Estratto -

+--

Appello per un film sulla pace
“Lanciamo un appello ai cineasti di tutto il mondo, a coloro che lo sono di professione e a coloro che, da cineamatori, posseggono una macchina da presa, anche a 16 millimetri. Aspettiamo da loro le ultimissime notizie dell’animo degli uomini e soprattutto dei giovani a proposito della pace. Intendiamo, con il materiale che via via riceveremo, creare un “film sulla pace”, che sarà mostrato alla gente nelle piazze se non si riuscirà a farlo entrare nei circuiti normali.
Non vi domandiamo dei film, ma soltanto dei brani che oscillano tra i 50 e i 300 metri. Sarà compito della redazione del “Cinegiornale della pace” comporre di volta in volta i singoli numeri montando il materiale nel modo più efficace.
Nessuno oserebbe dichiarare che non ama la pace, ma spesso è venuto meno il crescere di questo impegno da parte degli artisti proprio quando più si sentiva il bisogno di affrontare il tema dei temi in modo tenace, sistematico, o addirittura quando tale crescita sarebbe stata di per se stessa il fatto culturale più nuovo del nostro tempo.

+--

Dati forniti -
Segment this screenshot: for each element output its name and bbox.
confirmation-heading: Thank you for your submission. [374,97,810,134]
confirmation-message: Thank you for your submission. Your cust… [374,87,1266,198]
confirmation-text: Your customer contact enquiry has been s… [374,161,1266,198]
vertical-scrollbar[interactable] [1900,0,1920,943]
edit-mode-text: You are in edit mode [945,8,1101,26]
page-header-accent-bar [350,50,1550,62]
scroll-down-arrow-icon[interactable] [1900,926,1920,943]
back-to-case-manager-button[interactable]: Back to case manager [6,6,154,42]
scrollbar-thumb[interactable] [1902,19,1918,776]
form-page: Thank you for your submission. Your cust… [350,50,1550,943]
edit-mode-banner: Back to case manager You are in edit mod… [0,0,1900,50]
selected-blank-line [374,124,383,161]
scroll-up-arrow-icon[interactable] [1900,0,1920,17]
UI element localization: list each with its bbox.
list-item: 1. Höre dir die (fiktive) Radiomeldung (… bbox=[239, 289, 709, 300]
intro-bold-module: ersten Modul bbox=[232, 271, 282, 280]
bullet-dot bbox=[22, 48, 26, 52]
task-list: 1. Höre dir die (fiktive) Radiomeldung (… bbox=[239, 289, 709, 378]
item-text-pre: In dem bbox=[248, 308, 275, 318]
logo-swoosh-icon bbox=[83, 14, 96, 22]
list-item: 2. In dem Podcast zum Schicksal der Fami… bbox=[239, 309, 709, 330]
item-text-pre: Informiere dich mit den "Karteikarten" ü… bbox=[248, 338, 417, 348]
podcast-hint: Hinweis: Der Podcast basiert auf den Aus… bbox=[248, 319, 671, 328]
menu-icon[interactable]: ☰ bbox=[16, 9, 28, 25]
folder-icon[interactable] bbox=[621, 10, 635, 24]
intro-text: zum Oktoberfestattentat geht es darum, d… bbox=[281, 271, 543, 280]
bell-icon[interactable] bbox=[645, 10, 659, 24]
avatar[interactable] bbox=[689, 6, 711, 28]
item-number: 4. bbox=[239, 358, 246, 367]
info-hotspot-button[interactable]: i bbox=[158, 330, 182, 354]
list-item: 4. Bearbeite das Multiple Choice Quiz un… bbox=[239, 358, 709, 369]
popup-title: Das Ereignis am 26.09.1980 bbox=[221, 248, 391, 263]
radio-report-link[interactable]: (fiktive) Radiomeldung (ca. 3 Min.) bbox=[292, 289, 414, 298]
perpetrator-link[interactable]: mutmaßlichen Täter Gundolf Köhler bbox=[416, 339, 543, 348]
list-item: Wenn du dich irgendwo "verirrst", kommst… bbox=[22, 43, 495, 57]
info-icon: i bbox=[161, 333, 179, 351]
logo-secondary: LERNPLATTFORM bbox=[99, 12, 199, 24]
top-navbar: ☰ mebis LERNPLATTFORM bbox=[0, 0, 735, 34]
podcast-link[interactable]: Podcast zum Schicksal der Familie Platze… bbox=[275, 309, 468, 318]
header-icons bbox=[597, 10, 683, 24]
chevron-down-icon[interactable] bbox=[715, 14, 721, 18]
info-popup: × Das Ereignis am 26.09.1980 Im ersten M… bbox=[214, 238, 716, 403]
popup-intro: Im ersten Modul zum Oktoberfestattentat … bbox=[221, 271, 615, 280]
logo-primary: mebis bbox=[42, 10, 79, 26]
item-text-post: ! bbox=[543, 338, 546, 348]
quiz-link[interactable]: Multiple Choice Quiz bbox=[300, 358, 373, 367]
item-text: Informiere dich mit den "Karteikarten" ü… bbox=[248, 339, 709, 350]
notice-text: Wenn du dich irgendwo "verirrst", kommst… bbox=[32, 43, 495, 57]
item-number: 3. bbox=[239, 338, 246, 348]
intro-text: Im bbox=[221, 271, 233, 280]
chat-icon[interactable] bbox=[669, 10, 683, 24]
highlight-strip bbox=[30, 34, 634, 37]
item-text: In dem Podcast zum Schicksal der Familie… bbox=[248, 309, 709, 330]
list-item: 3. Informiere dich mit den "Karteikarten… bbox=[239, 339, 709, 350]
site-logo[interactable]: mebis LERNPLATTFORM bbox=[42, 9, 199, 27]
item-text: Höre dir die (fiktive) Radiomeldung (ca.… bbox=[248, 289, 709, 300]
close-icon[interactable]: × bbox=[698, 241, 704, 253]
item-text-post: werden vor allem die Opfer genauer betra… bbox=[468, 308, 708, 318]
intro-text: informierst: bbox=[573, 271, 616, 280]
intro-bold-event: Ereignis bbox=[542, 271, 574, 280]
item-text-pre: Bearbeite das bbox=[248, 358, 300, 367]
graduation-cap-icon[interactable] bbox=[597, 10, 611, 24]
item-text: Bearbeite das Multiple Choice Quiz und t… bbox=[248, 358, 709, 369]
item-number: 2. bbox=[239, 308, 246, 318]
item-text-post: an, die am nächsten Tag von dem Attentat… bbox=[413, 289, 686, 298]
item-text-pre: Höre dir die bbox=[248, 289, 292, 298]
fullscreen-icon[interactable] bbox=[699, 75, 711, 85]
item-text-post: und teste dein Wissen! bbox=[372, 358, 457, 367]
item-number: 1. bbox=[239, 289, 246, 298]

+--

Consegne -
a) Individua nei dati tutte le righe che contengono la parola "Höre" e ricopiale.
b) Riprendi l'appello per un film sulla pace e proseguilo a partire dall'ultima frase riportata.

Soluzioni -
a)
list-item: 1. Höre dir die (fiktive) Radiomeldung (… bbox=[239, 289, 709, 300]
task-list: 1. Höre dir die (fiktive) Radiomeldung (… bbox=[239, 289, 709, 378]
item-text: Höre dir die (fiktive) Radiomeldung (ca.… bbox=[248, 289, 709, 300]
item-text-pre: Höre dir die bbox=[248, 289, 292, 298]

b)
Lo stesso cinema che ora è il più votato alle grandi tesi, ai grandi disegni, a portare avanti agli occhi di tutti i problemi di vita o di morte, le prove, le testimonianze di una reale volontà di progresso e di libertà, non ci ha posto che scarse e discontinue alternative.
Noi vogliamo rovesciare questa situazione. Infatti questo non vuole essere uno dei soliti atti d’amore per la pace. Bisogna prima di tutto capire e far capire che cosa significa la pace, oggi. E non aver paura di andare fino in fondo.
Per questo a coloro che parteciperanno a “un film sulla pace” domandiamo di essere liberi e crudeli, se occorre, ma prima di tutto liberi. Sul piano dei contenuti e sul piano delle forme.
Se volessimo esemplificare in termini letterario-giornalistici, diremmo che a “un film sulla pace” si può partecipare sia con una poesia che con un racconto, con un saggio, con una confessione o una testimonianza, con un grido o con una cronaca, con una favola come con un pezzo di vita reale.
Non si tratta, come vedete, di un concorso tra “artisti”. Noi crediamo che l’arte segua sempre come un’ombra i propositi che sono storicamente validi.
Ma è agli artisti e ai cineamatori, in quanto uomini e cittadini, che ci rivolgiamo: proviamo per un anno tutti insieme a puntare gli obiettivi sul mondo dall’angoscioso e culminante angolo visuale della pace e della guerra.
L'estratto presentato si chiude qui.